··· ENTRIES PROVIDED ···

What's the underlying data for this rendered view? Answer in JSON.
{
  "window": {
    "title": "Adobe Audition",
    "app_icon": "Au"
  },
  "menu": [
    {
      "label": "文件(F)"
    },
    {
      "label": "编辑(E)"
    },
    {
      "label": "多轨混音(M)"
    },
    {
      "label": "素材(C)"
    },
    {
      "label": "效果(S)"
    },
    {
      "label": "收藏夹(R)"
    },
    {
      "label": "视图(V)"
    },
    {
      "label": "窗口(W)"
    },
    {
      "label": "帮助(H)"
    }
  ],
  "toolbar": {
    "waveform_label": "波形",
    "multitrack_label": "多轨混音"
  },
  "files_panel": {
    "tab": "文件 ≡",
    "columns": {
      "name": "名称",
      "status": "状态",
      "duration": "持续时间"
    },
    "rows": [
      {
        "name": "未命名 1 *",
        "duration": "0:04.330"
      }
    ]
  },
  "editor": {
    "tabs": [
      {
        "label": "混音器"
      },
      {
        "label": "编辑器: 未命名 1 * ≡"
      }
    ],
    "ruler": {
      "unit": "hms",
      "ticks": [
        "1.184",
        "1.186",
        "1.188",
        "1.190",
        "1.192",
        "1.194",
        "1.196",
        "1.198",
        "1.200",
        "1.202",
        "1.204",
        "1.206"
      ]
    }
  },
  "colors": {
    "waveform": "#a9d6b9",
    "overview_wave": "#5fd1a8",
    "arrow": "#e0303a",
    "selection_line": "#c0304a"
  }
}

···

— WHAT NEEDS TO BE DONE —
Would you reproduce all the entries exactly?

— EXERCISE RESPONSE —
What's the underlying data for this rendered view? Answer in JSON.
{
  "window": {
    "title": "Adobe Audition",
    "app_icon": "Au"
  },
  "menu": [
    {
      "label": "文件(F)"
    },
    {
      "label": "编辑(E)"
    },
    {
      "label": "多轨混音(M)"
    },
    {
      "label": "素材(C)"
    },
    {
      "label": "效果(S)"
    },
    {
      "label": "收藏夹(R)"
    },
    {
      "label": "视图(V)"
    },
    {
      "label": "窗口(W)"
    },
    {
      "label": "帮助(H)"
    }
  ],
  "toolbar": {
    "waveform_label": "波形",
    "multitrack_label": "多轨混音"
  },
  "files_panel": {
    "tab": "文件 ≡",
    "columns": {
      "name": "名称",
      "status": "状态",
      "duration": "持续时间"
    },
    "rows": [
      {
        "name": "未命名 1 *",
        "duration": "0:04.330"
      }
    ]
  },
  "editor": {
    "tabs": [
      {
        "label": "混音器"
      },
      {
        "label": "编辑器: 未命名 1 * ≡"
      }
    ],
    "ruler": {
      "unit": "hms",
      "ticks": [
        "1.184",
        "1.186",
        "1.188",
        "1.190",
        "1.192",
        "1.194",
        "1.196",
        "1.198",
        "1.200",
        "1.202",
        "1.204",
        "1.206"
      ]
    }
  },
  "colors": {
    "waveform": "#a9d6b9",
    "overview_wave": "#5fd1a8",
    "arrow": "#e0303a",
    "selection_line": "#c0304a"
  }
}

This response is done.